■ **TASK GOAL**: Copy out all lines of the records in which the word "плюс" appears.

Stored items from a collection
Start
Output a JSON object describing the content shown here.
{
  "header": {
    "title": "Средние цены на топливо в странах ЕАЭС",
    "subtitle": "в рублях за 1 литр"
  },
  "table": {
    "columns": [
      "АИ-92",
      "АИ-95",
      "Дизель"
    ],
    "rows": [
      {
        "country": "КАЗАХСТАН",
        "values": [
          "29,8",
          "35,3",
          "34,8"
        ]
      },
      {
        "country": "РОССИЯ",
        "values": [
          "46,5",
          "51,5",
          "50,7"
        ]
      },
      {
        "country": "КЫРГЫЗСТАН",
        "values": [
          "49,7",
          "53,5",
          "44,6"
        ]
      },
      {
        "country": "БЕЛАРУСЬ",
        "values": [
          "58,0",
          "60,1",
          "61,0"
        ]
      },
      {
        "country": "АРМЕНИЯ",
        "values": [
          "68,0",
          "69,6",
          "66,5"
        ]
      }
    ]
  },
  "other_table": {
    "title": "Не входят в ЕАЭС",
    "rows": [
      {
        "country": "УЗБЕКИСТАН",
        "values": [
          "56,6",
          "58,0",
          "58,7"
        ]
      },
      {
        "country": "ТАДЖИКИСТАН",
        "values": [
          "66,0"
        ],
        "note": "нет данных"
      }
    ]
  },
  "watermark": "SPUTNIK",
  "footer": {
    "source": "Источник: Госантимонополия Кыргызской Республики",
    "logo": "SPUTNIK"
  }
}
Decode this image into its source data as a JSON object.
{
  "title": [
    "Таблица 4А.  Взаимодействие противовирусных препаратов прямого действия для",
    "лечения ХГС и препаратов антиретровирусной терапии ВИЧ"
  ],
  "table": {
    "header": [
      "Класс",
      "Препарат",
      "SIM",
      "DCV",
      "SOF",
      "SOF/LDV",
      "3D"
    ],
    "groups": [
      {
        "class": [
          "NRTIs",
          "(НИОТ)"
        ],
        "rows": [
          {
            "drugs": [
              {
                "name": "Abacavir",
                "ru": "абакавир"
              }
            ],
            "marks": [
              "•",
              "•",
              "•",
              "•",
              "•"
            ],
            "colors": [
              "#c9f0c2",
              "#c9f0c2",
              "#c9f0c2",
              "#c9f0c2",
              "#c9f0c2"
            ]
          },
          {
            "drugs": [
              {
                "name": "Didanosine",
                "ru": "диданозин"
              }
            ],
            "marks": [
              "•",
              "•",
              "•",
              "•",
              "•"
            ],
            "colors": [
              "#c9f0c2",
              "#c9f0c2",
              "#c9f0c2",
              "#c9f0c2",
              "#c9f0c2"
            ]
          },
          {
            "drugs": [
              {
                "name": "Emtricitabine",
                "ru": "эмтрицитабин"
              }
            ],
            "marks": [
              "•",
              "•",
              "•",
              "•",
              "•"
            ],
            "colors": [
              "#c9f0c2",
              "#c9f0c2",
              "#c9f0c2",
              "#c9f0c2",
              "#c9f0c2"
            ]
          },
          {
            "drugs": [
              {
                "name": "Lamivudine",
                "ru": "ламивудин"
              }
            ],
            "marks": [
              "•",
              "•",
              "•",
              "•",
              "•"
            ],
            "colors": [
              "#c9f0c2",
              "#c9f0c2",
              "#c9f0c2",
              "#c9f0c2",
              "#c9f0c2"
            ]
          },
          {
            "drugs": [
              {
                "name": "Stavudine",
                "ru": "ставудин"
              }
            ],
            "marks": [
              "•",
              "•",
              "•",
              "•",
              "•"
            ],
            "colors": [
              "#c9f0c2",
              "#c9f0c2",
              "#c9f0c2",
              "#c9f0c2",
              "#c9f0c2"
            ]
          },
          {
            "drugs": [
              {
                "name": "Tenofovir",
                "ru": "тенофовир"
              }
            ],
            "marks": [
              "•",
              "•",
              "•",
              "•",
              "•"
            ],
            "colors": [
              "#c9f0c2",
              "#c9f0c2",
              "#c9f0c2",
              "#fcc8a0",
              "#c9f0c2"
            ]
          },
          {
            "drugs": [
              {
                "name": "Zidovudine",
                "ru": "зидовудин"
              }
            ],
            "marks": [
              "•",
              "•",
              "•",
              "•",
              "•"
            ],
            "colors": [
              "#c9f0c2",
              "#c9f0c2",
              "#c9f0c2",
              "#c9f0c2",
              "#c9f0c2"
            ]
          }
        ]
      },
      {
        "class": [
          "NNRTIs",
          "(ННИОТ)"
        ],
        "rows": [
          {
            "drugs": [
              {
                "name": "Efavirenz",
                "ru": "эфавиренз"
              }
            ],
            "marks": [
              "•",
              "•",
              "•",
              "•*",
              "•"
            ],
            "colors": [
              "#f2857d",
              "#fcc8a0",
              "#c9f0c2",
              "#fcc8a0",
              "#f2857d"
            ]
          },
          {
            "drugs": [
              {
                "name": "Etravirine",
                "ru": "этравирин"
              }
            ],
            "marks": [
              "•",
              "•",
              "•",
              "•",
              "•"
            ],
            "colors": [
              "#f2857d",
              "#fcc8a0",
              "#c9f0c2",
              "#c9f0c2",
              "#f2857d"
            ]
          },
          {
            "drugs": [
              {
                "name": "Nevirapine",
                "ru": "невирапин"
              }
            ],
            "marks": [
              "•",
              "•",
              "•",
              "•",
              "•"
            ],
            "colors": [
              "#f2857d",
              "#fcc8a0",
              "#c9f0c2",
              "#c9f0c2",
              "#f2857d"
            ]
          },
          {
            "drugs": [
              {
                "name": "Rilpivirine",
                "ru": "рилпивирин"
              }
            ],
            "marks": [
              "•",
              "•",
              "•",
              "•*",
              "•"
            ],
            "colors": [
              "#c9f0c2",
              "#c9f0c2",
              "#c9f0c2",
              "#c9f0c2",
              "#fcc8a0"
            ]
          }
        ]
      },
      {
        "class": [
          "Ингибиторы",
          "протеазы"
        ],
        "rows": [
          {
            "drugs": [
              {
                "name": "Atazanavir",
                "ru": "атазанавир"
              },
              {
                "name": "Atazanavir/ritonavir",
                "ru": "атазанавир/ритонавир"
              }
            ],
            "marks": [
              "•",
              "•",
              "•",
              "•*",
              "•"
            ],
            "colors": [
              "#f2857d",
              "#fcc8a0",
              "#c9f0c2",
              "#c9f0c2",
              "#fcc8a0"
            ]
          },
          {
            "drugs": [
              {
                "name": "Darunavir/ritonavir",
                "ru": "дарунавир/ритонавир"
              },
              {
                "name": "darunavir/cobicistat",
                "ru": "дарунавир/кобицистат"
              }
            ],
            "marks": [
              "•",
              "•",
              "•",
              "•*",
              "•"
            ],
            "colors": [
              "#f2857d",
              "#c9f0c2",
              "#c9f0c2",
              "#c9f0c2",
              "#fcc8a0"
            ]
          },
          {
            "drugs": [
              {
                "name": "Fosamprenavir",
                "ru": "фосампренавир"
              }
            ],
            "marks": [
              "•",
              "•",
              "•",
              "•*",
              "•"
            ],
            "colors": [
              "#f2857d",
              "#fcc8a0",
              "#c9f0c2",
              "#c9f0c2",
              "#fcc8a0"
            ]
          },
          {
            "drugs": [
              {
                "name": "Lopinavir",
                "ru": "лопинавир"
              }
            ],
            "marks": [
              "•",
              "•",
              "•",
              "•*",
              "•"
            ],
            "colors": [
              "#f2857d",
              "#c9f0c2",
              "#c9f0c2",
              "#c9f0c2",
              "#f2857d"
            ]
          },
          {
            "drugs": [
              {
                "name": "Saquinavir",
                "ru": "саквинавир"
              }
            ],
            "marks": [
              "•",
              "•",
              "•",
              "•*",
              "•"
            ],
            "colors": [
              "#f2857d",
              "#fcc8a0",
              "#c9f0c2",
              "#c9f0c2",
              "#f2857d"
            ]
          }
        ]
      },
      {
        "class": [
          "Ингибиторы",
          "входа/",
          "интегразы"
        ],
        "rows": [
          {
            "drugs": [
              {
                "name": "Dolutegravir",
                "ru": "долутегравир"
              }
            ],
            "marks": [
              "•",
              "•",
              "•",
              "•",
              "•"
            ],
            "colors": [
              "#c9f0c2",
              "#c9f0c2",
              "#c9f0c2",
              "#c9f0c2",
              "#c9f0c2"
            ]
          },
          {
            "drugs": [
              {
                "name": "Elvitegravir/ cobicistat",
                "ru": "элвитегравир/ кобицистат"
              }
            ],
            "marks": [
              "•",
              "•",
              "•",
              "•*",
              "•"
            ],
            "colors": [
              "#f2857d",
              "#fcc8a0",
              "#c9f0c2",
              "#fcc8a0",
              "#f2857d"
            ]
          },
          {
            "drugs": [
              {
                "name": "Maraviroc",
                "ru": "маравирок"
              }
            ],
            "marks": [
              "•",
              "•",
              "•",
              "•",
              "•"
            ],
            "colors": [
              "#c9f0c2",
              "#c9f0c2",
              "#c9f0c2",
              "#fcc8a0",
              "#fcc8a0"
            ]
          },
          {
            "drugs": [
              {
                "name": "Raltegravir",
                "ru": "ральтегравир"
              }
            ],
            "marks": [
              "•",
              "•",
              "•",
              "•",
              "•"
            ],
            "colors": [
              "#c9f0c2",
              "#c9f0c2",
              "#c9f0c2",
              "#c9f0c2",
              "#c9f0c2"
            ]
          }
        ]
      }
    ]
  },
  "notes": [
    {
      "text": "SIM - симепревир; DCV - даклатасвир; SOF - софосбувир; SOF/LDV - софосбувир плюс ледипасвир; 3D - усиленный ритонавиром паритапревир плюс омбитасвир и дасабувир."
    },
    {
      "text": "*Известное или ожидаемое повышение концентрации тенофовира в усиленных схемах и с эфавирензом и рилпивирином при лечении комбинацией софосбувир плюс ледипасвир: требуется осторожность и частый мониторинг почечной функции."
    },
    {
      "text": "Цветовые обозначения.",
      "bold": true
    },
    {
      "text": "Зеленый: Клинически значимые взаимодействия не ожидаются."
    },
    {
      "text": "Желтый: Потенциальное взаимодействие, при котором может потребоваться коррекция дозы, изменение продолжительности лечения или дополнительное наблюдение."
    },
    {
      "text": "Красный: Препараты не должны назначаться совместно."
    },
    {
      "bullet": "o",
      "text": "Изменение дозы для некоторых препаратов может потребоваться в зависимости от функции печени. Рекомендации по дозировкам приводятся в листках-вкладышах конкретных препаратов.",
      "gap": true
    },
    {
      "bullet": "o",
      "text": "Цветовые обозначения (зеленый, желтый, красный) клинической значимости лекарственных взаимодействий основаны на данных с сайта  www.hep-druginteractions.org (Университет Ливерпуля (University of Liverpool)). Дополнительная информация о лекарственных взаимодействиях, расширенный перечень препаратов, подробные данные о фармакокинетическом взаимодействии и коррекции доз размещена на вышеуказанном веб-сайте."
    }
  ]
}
End
■ **WRITTEN RESPONSE**:
      "text": "SIM - симепревир; DCV - даклатасвир; SOF - софосбувир; SOF/LDV - софосбувир плюс ледипасвир; 3D - усиленный ритонавиром паритапревир плюс омбитасвир и дасабувир."
      "text": "*Известное или ожидаемое повышение концентрации тенофовира в усиленных схемах и с эфавирензом и рилпивирином при лечении комбинацией софосбувир плюс ледипасвир: требуется осторожность и частый мониторинг почечной функции."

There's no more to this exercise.